▶ **Aim of the task**: Note each line where "from" appears, and copy it.

▶ **Excerpted records**:
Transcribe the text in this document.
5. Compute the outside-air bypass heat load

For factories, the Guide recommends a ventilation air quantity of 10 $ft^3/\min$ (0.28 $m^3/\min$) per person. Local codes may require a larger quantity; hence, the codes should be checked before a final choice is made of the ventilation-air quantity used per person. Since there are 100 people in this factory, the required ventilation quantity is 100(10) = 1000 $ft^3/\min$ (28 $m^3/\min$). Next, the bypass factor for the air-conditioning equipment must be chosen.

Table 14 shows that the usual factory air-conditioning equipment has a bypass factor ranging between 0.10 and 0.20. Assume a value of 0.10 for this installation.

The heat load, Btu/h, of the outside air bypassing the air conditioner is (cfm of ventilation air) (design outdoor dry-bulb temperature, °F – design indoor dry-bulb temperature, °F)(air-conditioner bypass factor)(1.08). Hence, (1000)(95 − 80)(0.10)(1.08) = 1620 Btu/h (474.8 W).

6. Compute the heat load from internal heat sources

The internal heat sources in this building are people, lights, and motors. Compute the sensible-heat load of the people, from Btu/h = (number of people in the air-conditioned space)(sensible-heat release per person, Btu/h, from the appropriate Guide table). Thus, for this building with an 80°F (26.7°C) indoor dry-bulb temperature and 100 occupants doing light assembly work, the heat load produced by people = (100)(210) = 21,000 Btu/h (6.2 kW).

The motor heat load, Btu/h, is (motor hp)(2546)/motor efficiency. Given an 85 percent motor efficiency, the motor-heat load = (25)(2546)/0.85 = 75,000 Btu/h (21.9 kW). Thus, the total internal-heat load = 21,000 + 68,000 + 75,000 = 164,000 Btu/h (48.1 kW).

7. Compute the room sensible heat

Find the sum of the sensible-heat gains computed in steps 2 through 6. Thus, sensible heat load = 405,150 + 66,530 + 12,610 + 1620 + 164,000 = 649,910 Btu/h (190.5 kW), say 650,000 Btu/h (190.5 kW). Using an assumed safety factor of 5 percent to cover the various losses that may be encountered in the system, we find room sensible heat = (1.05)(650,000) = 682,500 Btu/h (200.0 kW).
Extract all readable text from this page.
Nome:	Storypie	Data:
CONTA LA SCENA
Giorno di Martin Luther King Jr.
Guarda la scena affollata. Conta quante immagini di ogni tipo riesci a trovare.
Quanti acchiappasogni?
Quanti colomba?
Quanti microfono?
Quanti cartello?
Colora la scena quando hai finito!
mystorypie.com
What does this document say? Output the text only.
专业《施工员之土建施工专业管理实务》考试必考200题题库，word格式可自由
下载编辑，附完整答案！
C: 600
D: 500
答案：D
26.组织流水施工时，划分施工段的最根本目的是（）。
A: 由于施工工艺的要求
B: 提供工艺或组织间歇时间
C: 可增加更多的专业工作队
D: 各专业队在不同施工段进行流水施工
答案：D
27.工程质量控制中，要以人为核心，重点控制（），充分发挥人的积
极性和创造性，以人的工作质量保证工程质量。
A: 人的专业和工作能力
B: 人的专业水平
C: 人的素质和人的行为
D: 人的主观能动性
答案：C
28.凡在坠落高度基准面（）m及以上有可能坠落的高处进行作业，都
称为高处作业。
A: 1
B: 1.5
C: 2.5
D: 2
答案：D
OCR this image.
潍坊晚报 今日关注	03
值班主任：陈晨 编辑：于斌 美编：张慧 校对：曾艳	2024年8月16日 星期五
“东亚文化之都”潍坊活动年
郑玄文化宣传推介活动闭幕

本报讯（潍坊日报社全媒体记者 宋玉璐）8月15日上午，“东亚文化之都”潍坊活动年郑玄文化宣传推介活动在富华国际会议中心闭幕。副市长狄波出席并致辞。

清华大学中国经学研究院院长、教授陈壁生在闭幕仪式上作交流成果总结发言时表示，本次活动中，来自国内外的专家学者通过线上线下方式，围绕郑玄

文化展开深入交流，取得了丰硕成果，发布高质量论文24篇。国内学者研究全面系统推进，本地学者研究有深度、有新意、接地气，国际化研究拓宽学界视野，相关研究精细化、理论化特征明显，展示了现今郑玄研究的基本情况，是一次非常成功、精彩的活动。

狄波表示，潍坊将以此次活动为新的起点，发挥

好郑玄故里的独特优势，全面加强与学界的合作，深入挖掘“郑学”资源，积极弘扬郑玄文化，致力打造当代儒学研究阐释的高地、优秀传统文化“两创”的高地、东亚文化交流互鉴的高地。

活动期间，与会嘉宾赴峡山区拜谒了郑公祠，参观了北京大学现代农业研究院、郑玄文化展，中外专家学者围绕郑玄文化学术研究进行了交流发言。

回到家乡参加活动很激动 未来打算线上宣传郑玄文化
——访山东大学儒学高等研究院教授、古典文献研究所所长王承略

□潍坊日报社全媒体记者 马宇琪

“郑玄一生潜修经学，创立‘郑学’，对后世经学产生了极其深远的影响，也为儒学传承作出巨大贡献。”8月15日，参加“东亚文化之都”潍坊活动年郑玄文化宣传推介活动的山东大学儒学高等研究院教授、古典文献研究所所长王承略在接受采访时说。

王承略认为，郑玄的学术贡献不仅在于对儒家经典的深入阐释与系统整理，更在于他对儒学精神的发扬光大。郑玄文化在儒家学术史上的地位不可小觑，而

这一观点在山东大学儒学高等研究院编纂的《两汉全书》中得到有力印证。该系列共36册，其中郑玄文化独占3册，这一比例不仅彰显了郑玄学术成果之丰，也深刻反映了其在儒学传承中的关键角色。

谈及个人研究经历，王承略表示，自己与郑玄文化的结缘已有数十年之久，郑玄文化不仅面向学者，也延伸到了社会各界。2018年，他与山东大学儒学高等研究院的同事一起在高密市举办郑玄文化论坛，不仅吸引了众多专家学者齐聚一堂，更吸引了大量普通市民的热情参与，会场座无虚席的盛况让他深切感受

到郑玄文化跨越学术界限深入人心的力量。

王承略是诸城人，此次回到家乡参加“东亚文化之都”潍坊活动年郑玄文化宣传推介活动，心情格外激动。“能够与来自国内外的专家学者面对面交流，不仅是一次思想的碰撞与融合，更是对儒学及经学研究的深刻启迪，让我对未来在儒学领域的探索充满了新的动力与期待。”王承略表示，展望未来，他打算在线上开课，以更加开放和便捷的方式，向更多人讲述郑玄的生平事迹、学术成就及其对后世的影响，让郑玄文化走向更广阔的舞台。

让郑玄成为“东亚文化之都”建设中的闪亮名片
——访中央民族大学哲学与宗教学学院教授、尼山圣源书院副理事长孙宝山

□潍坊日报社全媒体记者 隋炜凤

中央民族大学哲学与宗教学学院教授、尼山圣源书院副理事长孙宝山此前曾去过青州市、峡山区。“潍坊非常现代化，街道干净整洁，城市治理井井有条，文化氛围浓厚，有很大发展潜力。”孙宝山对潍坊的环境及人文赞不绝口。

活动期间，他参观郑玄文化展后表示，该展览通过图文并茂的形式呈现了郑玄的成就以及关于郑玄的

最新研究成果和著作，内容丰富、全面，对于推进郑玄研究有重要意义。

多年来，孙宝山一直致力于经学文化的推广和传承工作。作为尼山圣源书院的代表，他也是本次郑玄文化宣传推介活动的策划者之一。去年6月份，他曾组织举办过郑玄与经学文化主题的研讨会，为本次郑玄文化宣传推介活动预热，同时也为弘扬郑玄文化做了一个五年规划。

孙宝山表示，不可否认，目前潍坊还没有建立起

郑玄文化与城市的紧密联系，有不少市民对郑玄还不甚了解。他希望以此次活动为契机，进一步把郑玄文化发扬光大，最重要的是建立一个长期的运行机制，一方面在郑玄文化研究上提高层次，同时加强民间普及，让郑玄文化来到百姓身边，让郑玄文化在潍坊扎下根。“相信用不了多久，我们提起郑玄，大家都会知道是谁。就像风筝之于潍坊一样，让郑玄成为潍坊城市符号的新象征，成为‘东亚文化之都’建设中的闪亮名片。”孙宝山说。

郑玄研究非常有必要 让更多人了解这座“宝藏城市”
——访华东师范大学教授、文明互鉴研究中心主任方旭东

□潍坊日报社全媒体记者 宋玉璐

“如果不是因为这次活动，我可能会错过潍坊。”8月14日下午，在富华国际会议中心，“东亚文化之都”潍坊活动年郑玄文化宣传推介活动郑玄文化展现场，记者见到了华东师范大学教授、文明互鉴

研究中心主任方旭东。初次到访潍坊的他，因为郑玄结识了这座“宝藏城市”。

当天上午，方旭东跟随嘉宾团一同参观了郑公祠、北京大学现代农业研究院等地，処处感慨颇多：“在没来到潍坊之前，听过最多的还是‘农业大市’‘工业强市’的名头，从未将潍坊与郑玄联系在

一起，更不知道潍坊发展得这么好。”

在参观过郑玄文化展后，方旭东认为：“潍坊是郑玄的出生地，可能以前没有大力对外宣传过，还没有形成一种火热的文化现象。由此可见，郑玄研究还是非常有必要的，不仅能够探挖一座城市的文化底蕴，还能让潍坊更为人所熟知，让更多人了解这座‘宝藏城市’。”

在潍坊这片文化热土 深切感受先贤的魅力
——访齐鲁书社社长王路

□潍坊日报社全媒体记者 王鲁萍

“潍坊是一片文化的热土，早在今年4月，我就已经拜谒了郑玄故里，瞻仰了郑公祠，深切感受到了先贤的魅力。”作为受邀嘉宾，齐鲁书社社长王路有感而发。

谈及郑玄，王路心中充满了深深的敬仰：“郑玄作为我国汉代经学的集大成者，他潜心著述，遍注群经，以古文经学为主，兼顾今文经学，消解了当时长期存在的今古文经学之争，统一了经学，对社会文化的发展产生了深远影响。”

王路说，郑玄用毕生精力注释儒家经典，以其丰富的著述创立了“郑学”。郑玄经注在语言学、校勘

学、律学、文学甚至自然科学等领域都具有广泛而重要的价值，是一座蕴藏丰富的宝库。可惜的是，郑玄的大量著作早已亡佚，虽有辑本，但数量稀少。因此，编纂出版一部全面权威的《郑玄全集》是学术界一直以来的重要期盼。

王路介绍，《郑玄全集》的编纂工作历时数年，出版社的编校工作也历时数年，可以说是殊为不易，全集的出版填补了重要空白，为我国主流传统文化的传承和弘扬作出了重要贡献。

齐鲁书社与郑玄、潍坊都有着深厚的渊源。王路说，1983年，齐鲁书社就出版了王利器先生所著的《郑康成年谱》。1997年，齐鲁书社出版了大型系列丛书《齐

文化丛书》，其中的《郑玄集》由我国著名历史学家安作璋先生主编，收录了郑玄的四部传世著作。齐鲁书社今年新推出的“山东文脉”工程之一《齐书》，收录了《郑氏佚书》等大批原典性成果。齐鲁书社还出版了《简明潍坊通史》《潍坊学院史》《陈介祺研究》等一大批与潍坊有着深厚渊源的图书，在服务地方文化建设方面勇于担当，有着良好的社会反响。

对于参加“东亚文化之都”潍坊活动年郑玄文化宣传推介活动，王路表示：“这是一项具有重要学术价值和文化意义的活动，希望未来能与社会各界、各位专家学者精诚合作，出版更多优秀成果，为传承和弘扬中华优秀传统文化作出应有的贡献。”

▶ **Solution to this problem**:
6. Compute the heat load from internal heat sources
The internal heat sources in this building are people, lights, and motors. Compute the sensible-heat load of the people, from Btu/h = (number of people in the air-conditioned space)(sensible-heat release per person, Btu/h, from the appropriate Guide table). Thus, for this building with an 80°F (26.7°C) indoor dry-bulb temperature and 100 occupants doing light assembly work, the heat load produced by people = (100)(210) = 21,000 Btu/h (6.2 kW).
Extract all readable text from this page.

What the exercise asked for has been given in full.